From the listing below, pull each line that includes "close".

--- Start Dataset excerpts ---

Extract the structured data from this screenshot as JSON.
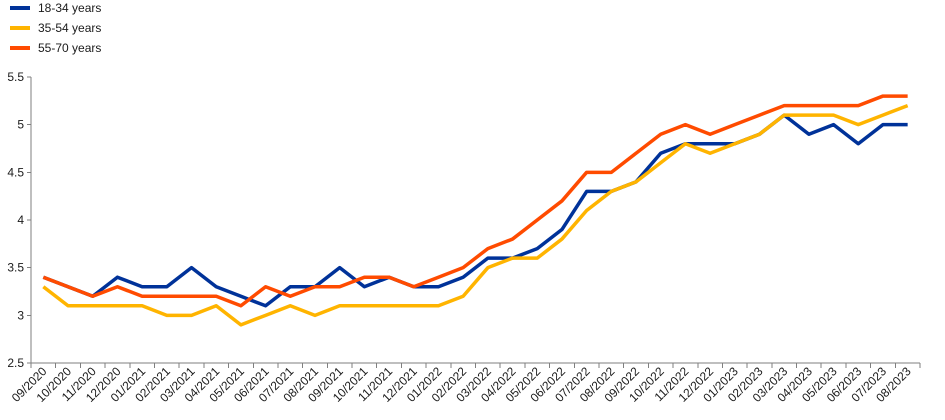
{
  "chart_data": {
    "type": "line",
    "title": "",
    "xlabel": "",
    "ylabel": "",
    "grid": false,
    "legend_position": "top-left",
    "ylim": [
      2.5,
      5.5
    ],
    "yticks": [
      "2.5",
      "3",
      "3.5",
      "4",
      "4.5",
      "5",
      "5.5"
    ],
    "categories": [
      "09/2020",
      "10/2020",
      "11/2020",
      "12/2020",
      "01/2021",
      "02/2021",
      "03/2021",
      "04/2021",
      "05/2021",
      "06/2021",
      "07/2021",
      "08/2021",
      "09/2021",
      "10/2021",
      "11/2021",
      "12/2021",
      "01/2022",
      "02/2022",
      "03/2022",
      "04/2022",
      "05/2022",
      "06/2022",
      "07/2022",
      "08/2022",
      "09/2022",
      "10/2022",
      "11/2022",
      "12/2022",
      "01/2023",
      "02/2023",
      "03/2023",
      "04/2023",
      "05/2023",
      "06/2023",
      "07/2023",
      "08/2023"
    ],
    "series": [
      {
        "name": "18-34 years",
        "color": "#003299",
        "values": [
          3.4,
          3.3,
          3.2,
          3.4,
          3.3,
          3.3,
          3.5,
          3.3,
          3.2,
          3.1,
          3.3,
          3.3,
          3.5,
          3.3,
          3.4,
          3.3,
          3.3,
          3.4,
          3.6,
          3.6,
          3.7,
          3.9,
          4.3,
          4.3,
          4.4,
          4.7,
          4.8,
          4.8,
          4.8,
          4.9,
          5.1,
          4.9,
          5.0,
          4.8,
          5.0,
          5.0
        ]
      },
      {
        "name": "35-54 years",
        "color": "#FFB400",
        "values": [
          3.3,
          3.1,
          3.1,
          3.1,
          3.1,
          3.0,
          3.0,
          3.1,
          2.9,
          3.0,
          3.1,
          3.0,
          3.1,
          3.1,
          3.1,
          3.1,
          3.1,
          3.2,
          3.5,
          3.6,
          3.6,
          3.8,
          4.1,
          4.3,
          4.4,
          4.6,
          4.8,
          4.7,
          4.8,
          4.9,
          5.1,
          5.1,
          5.1,
          5.0,
          5.1,
          5.2
        ]
      },
      {
        "name": "55-70 years",
        "color": "#FF4B00",
        "values": [
          3.4,
          3.3,
          3.2,
          3.3,
          3.2,
          3.2,
          3.2,
          3.2,
          3.1,
          3.3,
          3.2,
          3.3,
          3.3,
          3.4,
          3.4,
          3.3,
          3.4,
          3.5,
          3.7,
          3.8,
          4.0,
          4.2,
          4.5,
          4.5,
          4.7,
          4.9,
          5.0,
          4.9,
          5.0,
          5.1,
          5.2,
          5.2,
          5.2,
          5.2,
          5.3,
          5.3
        ]
      }
    ]
  }
}
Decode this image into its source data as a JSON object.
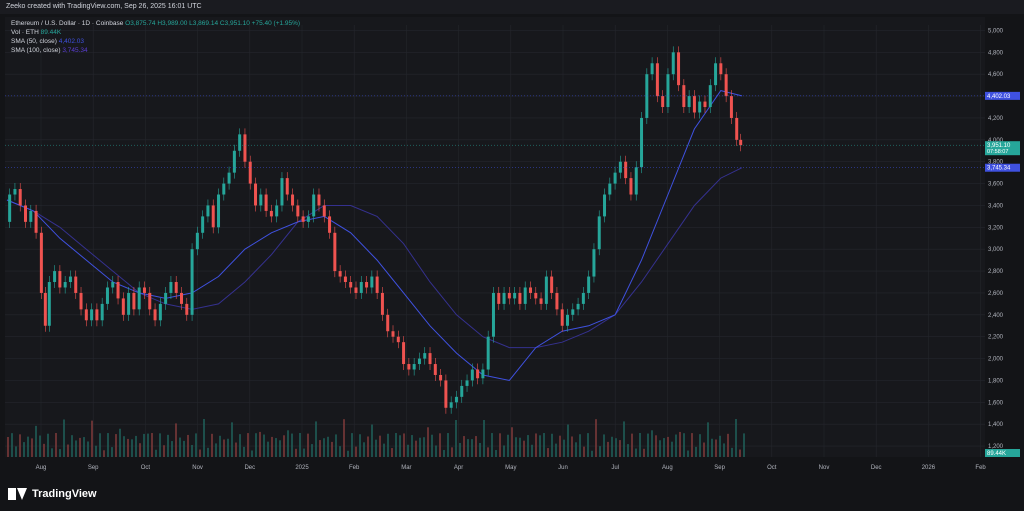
{
  "header": {
    "title": "Zeeko created with TradingView.com, Sep 26, 2025 16:01 UTC"
  },
  "legend": {
    "symbol": "Ethereum / U.S. Dollar · 1D · Coinbase",
    "ohlc": "O3,875.74 H3,989.00 L3,869.14 C3,951.10 +75.40 (+1.95%)",
    "vol_label": "Vol · ETH",
    "vol_value": "89.44K",
    "sma50_label": "SMA (50, close)",
    "sma50_value": "4,402.03",
    "sma100_label": "SMA (100, close)",
    "sma100_value": "3,745.34"
  },
  "footer": {
    "brand": "TradingView"
  },
  "colors": {
    "up": "#26a69a",
    "down": "#ef5350",
    "sma50": "#3f51e0",
    "sma100": "#35318f",
    "background": "#17181c",
    "grid": "#24262c"
  },
  "chart_data": {
    "type": "line",
    "title": "",
    "yticks": [
      1200,
      1400,
      1600,
      1800,
      2000,
      2200,
      2400,
      2600,
      2800,
      3000,
      3200,
      3400,
      3600,
      3800,
      4000,
      4200,
      4400,
      4600,
      4800,
      5000
    ],
    "ylim": [
      1100,
      5050
    ],
    "x_labels": [
      "Aug",
      "Sep",
      "Oct",
      "Nov",
      "Dec",
      "2025",
      "Feb",
      "Mar",
      "Apr",
      "May",
      "Jun",
      "Jul",
      "Aug",
      "Sep",
      "Oct",
      "Nov",
      "Dec",
      "2026",
      "Feb"
    ],
    "price_labels": [
      {
        "label": "4,402.03",
        "value": 4402,
        "color": "#3f51e0"
      },
      {
        "label": "3,951.10",
        "value": 3951,
        "color": "#26a69a",
        "sub": "07:58:07"
      },
      {
        "label": "3,745.34",
        "value": 3745,
        "color": "#3f51e0"
      }
    ],
    "volume_label": {
      "label": "89.44K",
      "color": "#26a69a"
    },
    "price_path": [
      [
        0,
        3250
      ],
      [
        4,
        3500
      ],
      [
        8,
        3550
      ],
      [
        12,
        3400
      ],
      [
        16,
        3250
      ],
      [
        20,
        3350
      ],
      [
        24,
        3150
      ],
      [
        28,
        2600
      ],
      [
        30,
        2300
      ],
      [
        34,
        2700
      ],
      [
        38,
        2800
      ],
      [
        42,
        2650
      ],
      [
        46,
        2700
      ],
      [
        50,
        2750
      ],
      [
        54,
        2600
      ],
      [
        58,
        2450
      ],
      [
        62,
        2350
      ],
      [
        66,
        2450
      ],
      [
        70,
        2350
      ],
      [
        74,
        2500
      ],
      [
        78,
        2650
      ],
      [
        82,
        2700
      ],
      [
        86,
        2550
      ],
      [
        90,
        2400
      ],
      [
        94,
        2600
      ],
      [
        98,
        2450
      ],
      [
        102,
        2650
      ],
      [
        106,
        2600
      ],
      [
        110,
        2450
      ],
      [
        114,
        2350
      ],
      [
        118,
        2500
      ],
      [
        122,
        2600
      ],
      [
        126,
        2700
      ],
      [
        130,
        2600
      ],
      [
        134,
        2500
      ],
      [
        138,
        2400
      ],
      [
        142,
        3000
      ],
      [
        146,
        3150
      ],
      [
        150,
        3300
      ],
      [
        154,
        3400
      ],
      [
        158,
        3200
      ],
      [
        162,
        3500
      ],
      [
        166,
        3600
      ],
      [
        170,
        3700
      ],
      [
        174,
        3900
      ],
      [
        178,
        4050
      ],
      [
        182,
        3800
      ],
      [
        186,
        3600
      ],
      [
        190,
        3400
      ],
      [
        194,
        3500
      ],
      [
        198,
        3350
      ],
      [
        202,
        3300
      ],
      [
        206,
        3400
      ],
      [
        210,
        3650
      ],
      [
        214,
        3500
      ],
      [
        218,
        3400
      ],
      [
        222,
        3300
      ],
      [
        226,
        3250
      ],
      [
        230,
        3300
      ],
      [
        234,
        3500
      ],
      [
        238,
        3400
      ],
      [
        242,
        3300
      ],
      [
        246,
        3150
      ],
      [
        250,
        2800
      ],
      [
        254,
        2750
      ],
      [
        258,
        2700
      ],
      [
        262,
        2650
      ],
      [
        266,
        2600
      ],
      [
        270,
        2700
      ],
      [
        274,
        2650
      ],
      [
        278,
        2750
      ],
      [
        282,
        2600
      ],
      [
        286,
        2400
      ],
      [
        290,
        2250
      ],
      [
        294,
        2200
      ],
      [
        298,
        2150
      ],
      [
        302,
        1950
      ],
      [
        306,
        1900
      ],
      [
        310,
        1950
      ],
      [
        314,
        2000
      ],
      [
        318,
        2050
      ],
      [
        322,
        1950
      ],
      [
        326,
        1850
      ],
      [
        330,
        1800
      ],
      [
        334,
        1550
      ],
      [
        338,
        1600
      ],
      [
        342,
        1650
      ],
      [
        346,
        1750
      ],
      [
        350,
        1800
      ],
      [
        354,
        1900
      ],
      [
        358,
        1820
      ],
      [
        362,
        1900
      ],
      [
        366,
        2200
      ],
      [
        370,
        2600
      ],
      [
        374,
        2500
      ],
      [
        378,
        2600
      ],
      [
        382,
        2550
      ],
      [
        386,
        2600
      ],
      [
        390,
        2500
      ],
      [
        394,
        2650
      ],
      [
        398,
        2600
      ],
      [
        402,
        2550
      ],
      [
        406,
        2500
      ],
      [
        410,
        2750
      ],
      [
        414,
        2600
      ],
      [
        418,
        2450
      ],
      [
        422,
        2300
      ],
      [
        426,
        2400
      ],
      [
        430,
        2450
      ],
      [
        434,
        2500
      ],
      [
        438,
        2600
      ],
      [
        442,
        2750
      ],
      [
        446,
        3000
      ],
      [
        450,
        3300
      ],
      [
        454,
        3500
      ],
      [
        458,
        3600
      ],
      [
        462,
        3700
      ],
      [
        466,
        3800
      ],
      [
        470,
        3650
      ],
      [
        474,
        3500
      ],
      [
        478,
        3750
      ],
      [
        482,
        4200
      ],
      [
        486,
        4600
      ],
      [
        490,
        4700
      ],
      [
        494,
        4400
      ],
      [
        498,
        4300
      ],
      [
        502,
        4600
      ],
      [
        506,
        4800
      ],
      [
        510,
        4500
      ],
      [
        514,
        4300
      ],
      [
        518,
        4400
      ],
      [
        522,
        4250
      ],
      [
        526,
        4350
      ],
      [
        530,
        4300
      ],
      [
        534,
        4500
      ],
      [
        538,
        4700
      ],
      [
        542,
        4600
      ],
      [
        546,
        4400
      ],
      [
        550,
        4200
      ],
      [
        554,
        4000
      ],
      [
        556,
        3951
      ]
    ],
    "sma50_path": [
      [
        0,
        3450
      ],
      [
        20,
        3350
      ],
      [
        40,
        3100
      ],
      [
        60,
        2900
      ],
      [
        80,
        2700
      ],
      [
        100,
        2600
      ],
      [
        120,
        2550
      ],
      [
        140,
        2600
      ],
      [
        160,
        2750
      ],
      [
        180,
        3000
      ],
      [
        200,
        3150
      ],
      [
        220,
        3250
      ],
      [
        240,
        3300
      ],
      [
        260,
        3150
      ],
      [
        280,
        2900
      ],
      [
        300,
        2600
      ],
      [
        320,
        2300
      ],
      [
        340,
        2050
      ],
      [
        360,
        1850
      ],
      [
        380,
        1800
      ],
      [
        400,
        2100
      ],
      [
        420,
        2250
      ],
      [
        440,
        2300
      ],
      [
        460,
        2400
      ],
      [
        480,
        2900
      ],
      [
        500,
        3500
      ],
      [
        520,
        4100
      ],
      [
        540,
        4450
      ],
      [
        556,
        4402
      ]
    ],
    "sma100_path": [
      [
        0,
        3450
      ],
      [
        20,
        3350
      ],
      [
        40,
        3200
      ],
      [
        60,
        3000
      ],
      [
        80,
        2800
      ],
      [
        100,
        2600
      ],
      [
        120,
        2500
      ],
      [
        140,
        2450
      ],
      [
        160,
        2500
      ],
      [
        180,
        2700
      ],
      [
        200,
        2950
      ],
      [
        220,
        3250
      ],
      [
        240,
        3400
      ],
      [
        260,
        3400
      ],
      [
        280,
        3300
      ],
      [
        300,
        3050
      ],
      [
        320,
        2700
      ],
      [
        340,
        2400
      ],
      [
        360,
        2200
      ],
      [
        380,
        2100
      ],
      [
        400,
        2100
      ],
      [
        420,
        2150
      ],
      [
        440,
        2250
      ],
      [
        460,
        2400
      ],
      [
        480,
        2700
      ],
      [
        500,
        3050
      ],
      [
        520,
        3400
      ],
      [
        540,
        3650
      ],
      [
        556,
        3745
      ]
    ]
  }
}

--- End Dataset excerpts ---

**Task result:**
    "sma50_label": "SMA (50, close)",
    "sma100_label": "SMA (100, close)",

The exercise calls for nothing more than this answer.